■ TEXT EXCERPT ■
====================

It was the moment to establish the little-known premier in the public mind as a firm, decisive leader and a safe pair of hands tasked with taking Britain out of the amorphous, crisis-torn EU – and all to the nation’s best advantage.

But far from “seizing the day” by striding into that “brighter future,” something is going badly wrong with May’s promise. Her charisma – such as it was – has backfired.

British Prime Minister Theresa May. Photo ConservativeHome website.

British Prime Minister Theresa May. Photo ConservativeHome website.

After a long torpid summer of paralysis, political opposition has been galvanised by her speech. Not only from the rival Labour party, but also among the parliamentary ranks of her own Conservative Party too. Not unreasonably, lawmakers want to know what her negotiating position is, and they want a say in making the laws governing Britain’s exit.

So just ten days after her call to action, May is on the back foot, after being accused of overseeing a “shambolic Tory Brexit” without any clear plan to steer Britain clear of a perilous future in which its economy could shrink by £66 billion a year or 9.5% of GDP.

Since May took office, Britain’s currency has fallen by 17% to its lowest in 30 years, causing the nation to drop from 5th to 6th place in global GDP rankings. Wags say that Italy, which in recent years dreamed of a “sorpasso” in which its own economy would overtake Britain’s, now watches in awe at the UK’s self-induced “rimpicciolimento.”

May’s Brexit plan depended on secret negotiations with Brussels by a trio of her ministers that would by-pass all parliamentary scrutiny. This would fulfil what rightists in her party consider a legally-binding mandate to exit the EU that came direct from British voters in the referendum, and brooks no further debate.

Despite an early refusal to even consult parliament, or to offer a “running commentary” on her negotiations, May is now conceding a parliamentary vote on her plan’s economic consequences as the price of trying to head off revolt. There’s a court battle too, challenging May’s right to act unilaterally. And captains of industry, led by the financial services industry that contributes over 10% of national taxation, are busy polishing their daggers.

So the call to action in May’s speech just didn’t work. So what should her special adviser and chief scriptwriter – bearded, Birmingham-born Nick Timothy – have written instead, to stop the dog of political opinion from biting his mistress?

  • First, clarity.

====================

■ BRIEF A ■
Render this sentence from the article on Theresa May's Brexit speech into French: "Her charisma – such as it was – has backfired."
■ BRIEF B ■
Carry on writing the article on Theresa May's Brexit speech from its final line.
The rows that follow are separate material, unrelated to the article on Theresa May's Brexit speech.

====================

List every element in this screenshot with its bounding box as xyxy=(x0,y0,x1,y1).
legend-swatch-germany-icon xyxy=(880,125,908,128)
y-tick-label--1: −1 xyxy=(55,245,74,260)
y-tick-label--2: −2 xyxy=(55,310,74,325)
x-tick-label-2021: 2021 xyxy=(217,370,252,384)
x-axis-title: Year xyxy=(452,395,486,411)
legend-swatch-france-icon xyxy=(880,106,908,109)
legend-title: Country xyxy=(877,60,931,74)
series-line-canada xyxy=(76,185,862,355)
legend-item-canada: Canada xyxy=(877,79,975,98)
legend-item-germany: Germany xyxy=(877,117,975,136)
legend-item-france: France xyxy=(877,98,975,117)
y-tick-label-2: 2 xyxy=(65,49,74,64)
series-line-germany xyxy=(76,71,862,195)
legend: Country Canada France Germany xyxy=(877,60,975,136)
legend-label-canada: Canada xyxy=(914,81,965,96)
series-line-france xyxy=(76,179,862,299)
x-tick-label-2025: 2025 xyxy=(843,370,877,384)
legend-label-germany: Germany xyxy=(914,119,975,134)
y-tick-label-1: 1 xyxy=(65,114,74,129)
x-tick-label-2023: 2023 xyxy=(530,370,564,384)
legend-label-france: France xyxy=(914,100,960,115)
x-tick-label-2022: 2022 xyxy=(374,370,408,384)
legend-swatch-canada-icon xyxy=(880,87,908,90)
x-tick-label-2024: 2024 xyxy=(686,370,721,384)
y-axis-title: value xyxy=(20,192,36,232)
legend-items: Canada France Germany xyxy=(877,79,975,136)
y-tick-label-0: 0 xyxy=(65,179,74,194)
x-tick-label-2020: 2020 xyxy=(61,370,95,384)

====================

■ TASK RESULT A ■
Son charisme – pour autant qu'elle en ait eu – s'est retourné contre elle.

■ TASK RESULT B ■
May’s short leadership has been beset by the lack of it. Initially she used the Delphic phrase “Brexit means Brexit” as a stopgap to shield her plans – or the lack of them – from scrutiny and both sides of an increasingly polarised society. Then she sought to substitute this with the equally confusing tagline “a country that works for everyone,” diverting the public gaze away from Brexit with a string of social policy red herrings and scorn for a well-off metropolitan elite. Fairness is good, but first things first.

  • Second, honesty about risks.

Leaders and their speechwriters need to rip off the Band-Aid – especially when there’s an 800lb Silverback like Brexit in the room. This was the moment for some Churchillian honesty about “blood, toil, tears and sweat,” not for May’s chilling confidence in a deal she can’t or won’t articulate.

Singapore's honest forefather of Brexit? Lee Kuan Yew weeps in 1965.

Singapore’s honest forefather of Brexit? Lee Kuan Yew weeps in 1965.

Britain, in fact, is now in almost as perilous position as Singapore when this tiny island state was expelled from the Malaysian Federation in 1965. Founding father Lee Kuan Yew wept on TV, talked survival tactics – and addressed the “Remoaners” of his own age. Singapore thrived in the years that followed precisely because its people knew the peril they were in.

  • Thirdly, respect precedent.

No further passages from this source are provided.